# [Material]
● ● ● ●

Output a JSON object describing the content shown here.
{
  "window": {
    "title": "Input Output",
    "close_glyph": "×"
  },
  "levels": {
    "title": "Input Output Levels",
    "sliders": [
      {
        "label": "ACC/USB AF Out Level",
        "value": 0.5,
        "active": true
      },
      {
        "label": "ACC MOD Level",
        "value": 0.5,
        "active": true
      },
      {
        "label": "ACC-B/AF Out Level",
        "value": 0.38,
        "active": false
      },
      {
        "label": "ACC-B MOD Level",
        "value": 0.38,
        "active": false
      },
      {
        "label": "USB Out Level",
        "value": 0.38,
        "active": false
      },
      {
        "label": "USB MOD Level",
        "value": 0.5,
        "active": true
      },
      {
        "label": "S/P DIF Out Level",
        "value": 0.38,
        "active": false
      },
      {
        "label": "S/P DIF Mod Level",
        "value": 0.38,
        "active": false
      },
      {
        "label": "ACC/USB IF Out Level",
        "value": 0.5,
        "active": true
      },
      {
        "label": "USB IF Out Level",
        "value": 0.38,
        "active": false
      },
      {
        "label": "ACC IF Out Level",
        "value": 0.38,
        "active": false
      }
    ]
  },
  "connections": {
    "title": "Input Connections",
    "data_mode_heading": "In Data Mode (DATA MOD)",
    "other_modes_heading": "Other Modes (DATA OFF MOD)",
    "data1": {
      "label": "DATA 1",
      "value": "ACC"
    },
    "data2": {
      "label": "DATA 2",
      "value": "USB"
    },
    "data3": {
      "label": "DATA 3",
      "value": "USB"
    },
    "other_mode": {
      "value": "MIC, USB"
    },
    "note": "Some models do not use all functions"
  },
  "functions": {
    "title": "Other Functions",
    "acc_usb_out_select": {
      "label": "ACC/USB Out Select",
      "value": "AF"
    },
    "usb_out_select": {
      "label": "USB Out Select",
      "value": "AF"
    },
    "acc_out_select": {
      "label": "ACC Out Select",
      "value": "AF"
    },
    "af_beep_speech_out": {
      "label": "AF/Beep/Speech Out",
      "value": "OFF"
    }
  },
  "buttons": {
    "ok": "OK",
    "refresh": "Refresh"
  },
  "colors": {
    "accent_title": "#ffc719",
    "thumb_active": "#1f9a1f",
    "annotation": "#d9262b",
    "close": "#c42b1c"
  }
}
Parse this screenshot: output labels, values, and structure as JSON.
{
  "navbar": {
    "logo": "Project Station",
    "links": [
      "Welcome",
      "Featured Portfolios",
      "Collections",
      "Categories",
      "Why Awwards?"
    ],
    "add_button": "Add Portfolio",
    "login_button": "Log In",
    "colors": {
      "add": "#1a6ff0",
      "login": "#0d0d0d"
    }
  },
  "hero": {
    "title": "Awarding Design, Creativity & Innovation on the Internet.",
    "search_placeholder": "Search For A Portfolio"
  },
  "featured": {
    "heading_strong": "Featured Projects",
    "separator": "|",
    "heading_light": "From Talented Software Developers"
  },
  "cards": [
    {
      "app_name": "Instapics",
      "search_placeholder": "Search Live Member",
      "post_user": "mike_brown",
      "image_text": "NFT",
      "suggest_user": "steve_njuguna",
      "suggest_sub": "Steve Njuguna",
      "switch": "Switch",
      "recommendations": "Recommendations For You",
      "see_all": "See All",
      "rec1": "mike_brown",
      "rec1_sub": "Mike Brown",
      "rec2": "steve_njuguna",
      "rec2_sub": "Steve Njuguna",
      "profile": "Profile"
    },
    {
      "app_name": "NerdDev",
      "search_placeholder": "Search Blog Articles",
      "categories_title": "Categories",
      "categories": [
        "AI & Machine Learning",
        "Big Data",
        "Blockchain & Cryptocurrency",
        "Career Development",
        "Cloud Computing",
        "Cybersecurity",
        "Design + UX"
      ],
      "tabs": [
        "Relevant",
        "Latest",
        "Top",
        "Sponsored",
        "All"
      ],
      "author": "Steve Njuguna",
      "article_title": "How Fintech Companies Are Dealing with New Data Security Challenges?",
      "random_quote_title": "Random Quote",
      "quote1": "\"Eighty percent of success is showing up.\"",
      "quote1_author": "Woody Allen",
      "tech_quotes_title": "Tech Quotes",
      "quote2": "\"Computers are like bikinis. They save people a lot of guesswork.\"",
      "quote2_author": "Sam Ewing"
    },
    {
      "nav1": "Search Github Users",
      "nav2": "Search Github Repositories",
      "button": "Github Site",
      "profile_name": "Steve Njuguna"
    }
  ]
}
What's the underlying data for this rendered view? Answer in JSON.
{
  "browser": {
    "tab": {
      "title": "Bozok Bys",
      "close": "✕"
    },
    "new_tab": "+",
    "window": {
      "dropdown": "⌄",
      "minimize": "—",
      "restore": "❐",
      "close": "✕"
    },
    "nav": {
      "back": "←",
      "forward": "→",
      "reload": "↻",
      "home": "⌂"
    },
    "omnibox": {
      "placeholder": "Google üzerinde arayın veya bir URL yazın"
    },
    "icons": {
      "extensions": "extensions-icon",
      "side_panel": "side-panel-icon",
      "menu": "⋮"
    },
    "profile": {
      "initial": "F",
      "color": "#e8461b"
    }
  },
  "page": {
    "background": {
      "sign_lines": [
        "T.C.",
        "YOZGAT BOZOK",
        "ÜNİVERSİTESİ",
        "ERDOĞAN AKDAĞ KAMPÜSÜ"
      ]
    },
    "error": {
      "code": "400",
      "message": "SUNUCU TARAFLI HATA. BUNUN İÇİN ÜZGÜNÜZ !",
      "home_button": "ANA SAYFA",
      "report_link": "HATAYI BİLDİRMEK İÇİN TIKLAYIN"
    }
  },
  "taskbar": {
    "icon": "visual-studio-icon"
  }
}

● ● ● ●

# [Task to carry out]
Make an exact copy of the data above.

# [Answer]
Output a JSON object describing the content shown here.
{
  "window": {
    "title": "Input Output",
    "close_glyph": "×"
  },
  "levels": {
    "title": "Input Output Levels",
    "sliders": [
      {
        "label": "ACC/USB AF Out Level",
        "value": 0.5,
        "active": true
      },
      {
        "label": "ACC MOD Level",
        "value": 0.5,
        "active": true
      },
      {
        "label": "ACC-B/AF Out Level",
        "value": 0.38,
        "active": false
      },
      {
        "label": "ACC-B MOD Level",
        "value": 0.38,
        "active": false
      },
      {
        "label": "USB Out Level",
        "value": 0.38,
        "active": false
      },
      {
        "label": "USB MOD Level",
        "value": 0.5,
        "active": true
      },
      {
        "label": "S/P DIF Out Level",
        "value": 0.38,
        "active": false
      },
      {
        "label": "S/P DIF Mod Level",
        "value": 0.38,
        "active": false
      },
      {
        "label": "ACC/USB IF Out Level",
        "value": 0.5,
        "active": true
      },
      {
        "label": "USB IF Out Level",
        "value": 0.38,
        "active": false
      },
      {
        "label": "ACC IF Out Level",
        "value": 0.38,
        "active": false
      }
    ]
  },
  "connections": {
    "title": "Input Connections",
    "data_mode_heading": "In Data Mode (DATA MOD)",
    "other_modes_heading": "Other Modes (DATA OFF MOD)",
    "data1": {
      "label": "DATA 1",
      "value": "ACC"
    },
    "data2": {
      "label": "DATA 2",
      "value": "USB"
    },
    "data3": {
      "label": "DATA 3",
      "value": "USB"
    },
    "other_mode": {
      "value": "MIC, USB"
    },
    "note": "Some models do not use all functions"
  },
  "functions": {
    "title": "Other Functions",
    "acc_usb_out_select": {
      "label": "ACC/USB Out Select",
      "value": "AF"
    },
    "usb_out_select": {
      "label": "USB Out Select",
      "value": "AF"
    },
    "acc_out_select": {
      "label": "ACC Out Select",
      "value": "AF"
    },
    "af_beep_speech_out": {
      "label": "AF/Beep/Speech Out",
      "value": "OFF"
    }
  },
  "buttons": {
    "ok": "OK",
    "refresh": "Refresh"
  },
  "colors": {
    "accent_title": "#ffc719",
    "thumb_active": "#1f9a1f",
    "annotation": "#d9262b",
    "close": "#c42b1c"
  }
}
Parse this screenshot: output labels, values, and structure as JSON.
{
  "navbar": {
    "logo": "Project Station",
    "links": [
      "Welcome",
      "Featured Portfolios",
      "Collections",
      "Categories",
      "Why Awwards?"
    ],
    "add_button": "Add Portfolio",
    "login_button": "Log In",
    "colors": {
      "add": "#1a6ff0",
      "login": "#0d0d0d"
    }
  },
  "hero": {
    "title": "Awarding Design, Creativity & Innovation on the Internet.",
    "search_placeholder": "Search For A Portfolio"
  },
  "featured": {
    "heading_strong": "Featured Projects",
    "separator": "|",
    "heading_light": "From Talented Software Developers"
  },
  "cards": [
    {
      "app_name": "Instapics",
      "search_placeholder": "Search Live Member",
      "post_user": "mike_brown",
      "image_text": "NFT",
      "suggest_user": "steve_njuguna",
      "suggest_sub": "Steve Njuguna",
      "switch": "Switch",
      "recommendations": "Recommendations For You",
      "see_all": "See All",
      "rec1": "mike_brown",
      "rec1_sub": "Mike Brown",
      "rec2": "steve_njuguna",
      "rec2_sub": "Steve Njuguna",
      "profile": "Profile"
    },
    {
      "app_name": "NerdDev",
      "search_placeholder": "Search Blog Articles",
      "categories_title": "Categories",
      "categories": [
        "AI & Machine Learning",
        "Big Data",
        "Blockchain & Cryptocurrency",
        "Career Development",
        "Cloud Computing",
        "Cybersecurity",
        "Design + UX"
      ],
      "tabs": [
        "Relevant",
        "Latest",
        "Top",
        "Sponsored",
        "All"
      ],
      "author": "Steve Njuguna",
      "article_title": "How Fintech Companies Are Dealing with New Data Security Challenges?",
      "random_quote_title": "Random Quote",
      "quote1": "\"Eighty percent of success is showing up.\"",
      "quote1_author": "Woody Allen",
      "tech_quotes_title": "Tech Quotes",
      "quote2": "\"Computers are like bikinis. They save people a lot of guesswork.\"",
      "quote2_author": "Sam Ewing"
    },
    {
      "nav1": "Search Github Users",
      "nav2": "Search Github Repositories",
      "button": "Github Site",
      "profile_name": "Steve Njuguna"
    }
  ]
}
What's the underlying data for this rendered view? Answer in JSON.
{
  "browser": {
    "tab": {
      "title": "Bozok Bys",
      "close": "✕"
    },
    "new_tab": "+",
    "window": {
      "dropdown": "⌄",
      "minimize": "—",
      "restore": "❐",
      "close": "✕"
    },
    "nav": {
      "back": "←",
      "forward": "→",
      "reload": "↻",
      "home": "⌂"
    },
    "omnibox": {
      "placeholder": "Google üzerinde arayın veya bir URL yazın"
    },
    "icons": {
      "extensions": "extensions-icon",
      "side_panel": "side-panel-icon",
      "menu": "⋮"
    },
    "profile": {
      "initial": "F",
      "color": "#e8461b"
    }
  },
  "page": {
    "background": {
      "sign_lines": [
        "T.C.",
        "YOZGAT BOZOK",
        "ÜNİVERSİTESİ",
        "ERDOĞAN AKDAĞ KAMPÜSÜ"
      ]
    },
    "error": {
      "code": "400",
      "message": "SUNUCU TARAFLI HATA. BUNUN İÇİN ÜZGÜNÜZ !",
      "home_button": "ANA SAYFA",
      "report_link": "HATAYI BİLDİRMEK İÇİN TIKLAYIN"
    }
  },
  "taskbar": {
    "icon": "visual-studio-icon"
  }
}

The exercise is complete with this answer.